• Task goal: Look below. Copy each line that has "name" in it.

::: Entries :::

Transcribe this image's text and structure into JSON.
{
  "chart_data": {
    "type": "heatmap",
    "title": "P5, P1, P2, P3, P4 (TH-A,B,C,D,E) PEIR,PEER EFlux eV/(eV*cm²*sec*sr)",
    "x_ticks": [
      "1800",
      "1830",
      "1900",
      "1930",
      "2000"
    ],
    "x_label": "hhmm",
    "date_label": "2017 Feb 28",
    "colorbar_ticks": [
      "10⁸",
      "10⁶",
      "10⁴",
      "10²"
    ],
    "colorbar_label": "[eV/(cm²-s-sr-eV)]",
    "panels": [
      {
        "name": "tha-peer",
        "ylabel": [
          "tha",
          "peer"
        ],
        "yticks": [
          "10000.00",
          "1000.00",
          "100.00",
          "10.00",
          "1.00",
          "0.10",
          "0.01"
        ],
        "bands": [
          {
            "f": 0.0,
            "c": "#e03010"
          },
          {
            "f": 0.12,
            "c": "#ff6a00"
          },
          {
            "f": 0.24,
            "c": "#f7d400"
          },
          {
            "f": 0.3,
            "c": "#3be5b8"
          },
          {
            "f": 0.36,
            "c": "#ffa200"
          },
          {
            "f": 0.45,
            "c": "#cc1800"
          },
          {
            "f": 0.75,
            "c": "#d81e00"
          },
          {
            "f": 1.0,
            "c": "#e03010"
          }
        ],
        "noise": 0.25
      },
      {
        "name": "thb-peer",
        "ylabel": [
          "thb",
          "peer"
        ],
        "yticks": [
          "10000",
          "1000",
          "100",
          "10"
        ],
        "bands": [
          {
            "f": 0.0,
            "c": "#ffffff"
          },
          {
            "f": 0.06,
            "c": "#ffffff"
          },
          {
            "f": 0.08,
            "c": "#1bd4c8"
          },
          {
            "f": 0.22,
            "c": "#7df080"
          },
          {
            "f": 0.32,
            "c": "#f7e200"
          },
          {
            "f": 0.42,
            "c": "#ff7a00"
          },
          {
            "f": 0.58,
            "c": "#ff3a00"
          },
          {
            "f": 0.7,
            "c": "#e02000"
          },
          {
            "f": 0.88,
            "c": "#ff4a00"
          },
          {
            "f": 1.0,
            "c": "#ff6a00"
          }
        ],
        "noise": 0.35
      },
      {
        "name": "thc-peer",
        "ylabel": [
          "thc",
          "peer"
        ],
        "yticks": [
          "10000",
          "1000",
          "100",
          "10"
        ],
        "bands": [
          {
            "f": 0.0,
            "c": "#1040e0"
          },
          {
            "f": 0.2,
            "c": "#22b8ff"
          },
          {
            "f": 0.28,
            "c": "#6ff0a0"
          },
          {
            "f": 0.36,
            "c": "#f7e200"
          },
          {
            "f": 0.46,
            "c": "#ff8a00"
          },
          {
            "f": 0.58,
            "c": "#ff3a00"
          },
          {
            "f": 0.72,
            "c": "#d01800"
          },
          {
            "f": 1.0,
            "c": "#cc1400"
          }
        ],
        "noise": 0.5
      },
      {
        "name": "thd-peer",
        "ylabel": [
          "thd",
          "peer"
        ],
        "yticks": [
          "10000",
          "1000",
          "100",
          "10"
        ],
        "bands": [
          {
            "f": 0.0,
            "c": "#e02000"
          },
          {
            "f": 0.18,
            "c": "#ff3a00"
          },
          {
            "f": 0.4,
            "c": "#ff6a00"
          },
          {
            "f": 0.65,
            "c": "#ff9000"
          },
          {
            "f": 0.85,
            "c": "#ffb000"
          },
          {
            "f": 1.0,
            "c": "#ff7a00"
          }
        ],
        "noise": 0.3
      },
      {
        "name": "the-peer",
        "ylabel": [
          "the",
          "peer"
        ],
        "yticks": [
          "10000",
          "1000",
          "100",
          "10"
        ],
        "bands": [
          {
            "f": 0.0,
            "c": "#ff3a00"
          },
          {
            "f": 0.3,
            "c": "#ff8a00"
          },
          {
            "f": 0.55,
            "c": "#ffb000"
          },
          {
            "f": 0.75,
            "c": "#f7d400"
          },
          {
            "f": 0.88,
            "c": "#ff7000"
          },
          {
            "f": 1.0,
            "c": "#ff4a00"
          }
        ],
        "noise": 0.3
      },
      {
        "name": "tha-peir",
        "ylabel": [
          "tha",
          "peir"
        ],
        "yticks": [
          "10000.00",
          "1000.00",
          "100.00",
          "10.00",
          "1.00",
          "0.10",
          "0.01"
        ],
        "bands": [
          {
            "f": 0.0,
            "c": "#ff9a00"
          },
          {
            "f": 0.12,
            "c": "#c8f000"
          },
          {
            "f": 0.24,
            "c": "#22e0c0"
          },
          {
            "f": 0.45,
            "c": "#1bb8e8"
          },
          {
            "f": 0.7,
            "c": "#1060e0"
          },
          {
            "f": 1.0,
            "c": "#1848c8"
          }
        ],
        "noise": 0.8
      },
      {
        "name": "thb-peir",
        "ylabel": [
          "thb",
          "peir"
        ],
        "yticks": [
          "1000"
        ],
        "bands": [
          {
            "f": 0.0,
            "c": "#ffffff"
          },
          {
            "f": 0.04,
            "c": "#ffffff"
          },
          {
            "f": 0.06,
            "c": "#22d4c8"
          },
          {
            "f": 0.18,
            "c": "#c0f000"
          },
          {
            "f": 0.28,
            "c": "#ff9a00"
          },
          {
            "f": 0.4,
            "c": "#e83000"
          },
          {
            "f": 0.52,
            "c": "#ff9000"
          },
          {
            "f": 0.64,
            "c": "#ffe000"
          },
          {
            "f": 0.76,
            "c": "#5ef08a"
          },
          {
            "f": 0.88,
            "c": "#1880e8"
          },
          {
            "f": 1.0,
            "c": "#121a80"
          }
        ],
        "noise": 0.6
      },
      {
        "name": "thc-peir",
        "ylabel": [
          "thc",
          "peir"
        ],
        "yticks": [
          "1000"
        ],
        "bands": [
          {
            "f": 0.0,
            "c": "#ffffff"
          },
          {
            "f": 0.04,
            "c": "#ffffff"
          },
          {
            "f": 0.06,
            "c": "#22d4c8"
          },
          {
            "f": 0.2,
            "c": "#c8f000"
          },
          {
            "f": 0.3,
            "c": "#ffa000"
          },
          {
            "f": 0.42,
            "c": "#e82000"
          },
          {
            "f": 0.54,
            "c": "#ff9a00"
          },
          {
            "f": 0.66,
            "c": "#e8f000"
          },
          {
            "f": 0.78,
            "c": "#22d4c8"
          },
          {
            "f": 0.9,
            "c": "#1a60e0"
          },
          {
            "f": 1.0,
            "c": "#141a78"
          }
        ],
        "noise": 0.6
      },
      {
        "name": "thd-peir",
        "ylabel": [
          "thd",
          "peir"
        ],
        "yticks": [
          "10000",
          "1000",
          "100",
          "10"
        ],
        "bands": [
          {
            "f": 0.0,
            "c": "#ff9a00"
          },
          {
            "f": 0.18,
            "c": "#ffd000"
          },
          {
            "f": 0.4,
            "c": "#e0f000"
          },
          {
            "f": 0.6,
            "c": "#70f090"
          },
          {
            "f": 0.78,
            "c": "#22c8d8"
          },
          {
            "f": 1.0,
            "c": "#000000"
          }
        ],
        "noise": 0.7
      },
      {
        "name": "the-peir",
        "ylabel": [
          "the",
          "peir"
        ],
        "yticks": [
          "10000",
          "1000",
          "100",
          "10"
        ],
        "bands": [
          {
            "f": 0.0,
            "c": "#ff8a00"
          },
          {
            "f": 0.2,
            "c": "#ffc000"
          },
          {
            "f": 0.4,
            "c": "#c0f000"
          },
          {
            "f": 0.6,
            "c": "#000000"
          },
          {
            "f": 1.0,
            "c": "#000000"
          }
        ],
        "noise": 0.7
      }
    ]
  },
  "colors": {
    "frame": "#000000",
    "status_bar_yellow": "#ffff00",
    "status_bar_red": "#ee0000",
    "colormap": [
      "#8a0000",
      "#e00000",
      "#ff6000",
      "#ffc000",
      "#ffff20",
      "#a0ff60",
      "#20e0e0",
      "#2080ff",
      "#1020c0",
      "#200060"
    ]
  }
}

:::

• The answer:
        "name": "tha-peer",
        "name": "thb-peer",
        "name": "thc-peer",
        "name": "thd-peer",
        "name": "the-peer",
        "name": "tha-peir",
        "name": "thb-peir",
        "name": "thc-peir",
        "name": "thd-peir",
        "name": "the-peir",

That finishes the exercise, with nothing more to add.